Given request: Give the listing again in full, exactly as written.

***** Data entries

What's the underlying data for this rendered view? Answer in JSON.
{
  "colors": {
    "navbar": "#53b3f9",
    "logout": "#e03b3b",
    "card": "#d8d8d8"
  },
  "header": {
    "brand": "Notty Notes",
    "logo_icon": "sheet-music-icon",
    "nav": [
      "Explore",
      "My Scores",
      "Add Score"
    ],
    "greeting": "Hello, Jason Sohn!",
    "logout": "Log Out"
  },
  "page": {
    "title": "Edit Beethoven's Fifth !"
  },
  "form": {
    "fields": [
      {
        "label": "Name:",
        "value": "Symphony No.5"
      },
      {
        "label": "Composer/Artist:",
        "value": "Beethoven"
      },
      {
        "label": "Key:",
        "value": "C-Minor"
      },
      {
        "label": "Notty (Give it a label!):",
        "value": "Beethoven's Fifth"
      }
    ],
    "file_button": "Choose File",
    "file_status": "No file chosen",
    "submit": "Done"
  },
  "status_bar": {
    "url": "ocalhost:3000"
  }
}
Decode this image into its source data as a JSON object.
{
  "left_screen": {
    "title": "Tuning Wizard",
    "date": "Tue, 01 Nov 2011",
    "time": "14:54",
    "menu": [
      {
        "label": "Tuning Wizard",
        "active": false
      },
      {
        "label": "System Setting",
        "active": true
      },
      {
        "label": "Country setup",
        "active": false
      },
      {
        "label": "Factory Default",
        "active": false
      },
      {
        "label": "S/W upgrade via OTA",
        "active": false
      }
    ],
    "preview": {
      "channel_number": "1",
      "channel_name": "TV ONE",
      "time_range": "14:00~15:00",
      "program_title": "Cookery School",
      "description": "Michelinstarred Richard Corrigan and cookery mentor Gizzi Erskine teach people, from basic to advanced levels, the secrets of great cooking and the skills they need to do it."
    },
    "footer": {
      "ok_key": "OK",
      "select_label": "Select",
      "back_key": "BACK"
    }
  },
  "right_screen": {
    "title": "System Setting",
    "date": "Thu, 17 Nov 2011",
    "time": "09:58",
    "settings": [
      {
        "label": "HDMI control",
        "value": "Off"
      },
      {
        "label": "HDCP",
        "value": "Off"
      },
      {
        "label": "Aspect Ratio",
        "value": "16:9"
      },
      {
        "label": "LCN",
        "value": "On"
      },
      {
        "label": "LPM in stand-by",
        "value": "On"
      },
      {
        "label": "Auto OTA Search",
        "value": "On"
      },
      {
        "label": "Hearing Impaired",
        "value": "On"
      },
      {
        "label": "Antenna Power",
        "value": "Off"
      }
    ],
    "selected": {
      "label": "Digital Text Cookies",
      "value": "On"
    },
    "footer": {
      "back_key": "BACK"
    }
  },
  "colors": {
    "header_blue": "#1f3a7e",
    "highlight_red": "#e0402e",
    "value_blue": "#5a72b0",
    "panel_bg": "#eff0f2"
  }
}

**********

Solution for this exercise:
What's the underlying data for this rendered view? Answer in JSON.
{
  "colors": {
    "navbar": "#53b3f9",
    "logout": "#e03b3b",
    "card": "#d8d8d8"
  },
  "header": {
    "brand": "Notty Notes",
    "logo_icon": "sheet-music-icon",
    "nav": [
      "Explore",
      "My Scores",
      "Add Score"
    ],
    "greeting": "Hello, Jason Sohn!",
    "logout": "Log Out"
  },
  "page": {
    "title": "Edit Beethoven's Fifth !"
  },
  "form": {
    "fields": [
      {
        "label": "Name:",
        "value": "Symphony No.5"
      },
      {
        "label": "Composer/Artist:",
        "value": "Beethoven"
      },
      {
        "label": "Key:",
        "value": "C-Minor"
      },
      {
        "label": "Notty (Give it a label!):",
        "value": "Beethoven's Fifth"
      }
    ],
    "file_button": "Choose File",
    "file_status": "No file chosen",
    "submit": "Done"
  },
  "status_bar": {
    "url": "ocalhost:3000"
  }
}
Decode this image into its source data as a JSON object.
{
  "left_screen": {
    "title": "Tuning Wizard",
    "date": "Tue, 01 Nov 2011",
    "time": "14:54",
    "menu": [
      {
        "label": "Tuning Wizard",
        "active": false
      },
      {
        "label": "System Setting",
        "active": true
      },
      {
        "label": "Country setup",
        "active": false
      },
      {
        "label": "Factory Default",
        "active": false
      },
      {
        "label": "S/W upgrade via OTA",
        "active": false
      }
    ],
    "preview": {
      "channel_number": "1",
      "channel_name": "TV ONE",
      "time_range": "14:00~15:00",
      "program_title": "Cookery School",
      "description": "Michelinstarred Richard Corrigan and cookery mentor Gizzi Erskine teach people, from basic to advanced levels, the secrets of great cooking and the skills they need to do it."
    },
    "footer": {
      "ok_key": "OK",
      "select_label": "Select",
      "back_key": "BACK"
    }
  },
  "right_screen": {
    "title": "System Setting",
    "date": "Thu, 17 Nov 2011",
    "time": "09:58",
    "settings": [
      {
        "label": "HDMI control",
        "value": "Off"
      },
      {
        "label": "HDCP",
        "value": "Off"
      },
      {
        "label": "Aspect Ratio",
        "value": "16:9"
      },
      {
        "label": "LCN",
        "value": "On"
      },
      {
        "label": "LPM in stand-by",
        "value": "On"
      },
      {
        "label": "Auto OTA Search",
        "value": "On"
      },
      {
        "label": "Hearing Impaired",
        "value": "On"
      },
      {
        "label": "Antenna Power",
        "value": "Off"
      }
    ],
    "selected": {
      "label": "Digital Text Cookies",
      "value": "On"
    },
    "footer": {
      "back_key": "BACK"
    }
  },
  "colors": {
    "header_blue": "#1f3a7e",
    "highlight_red": "#e0402e",
    "value_blue": "#5a72b0",
    "panel_bg": "#eff0f2"
  }
}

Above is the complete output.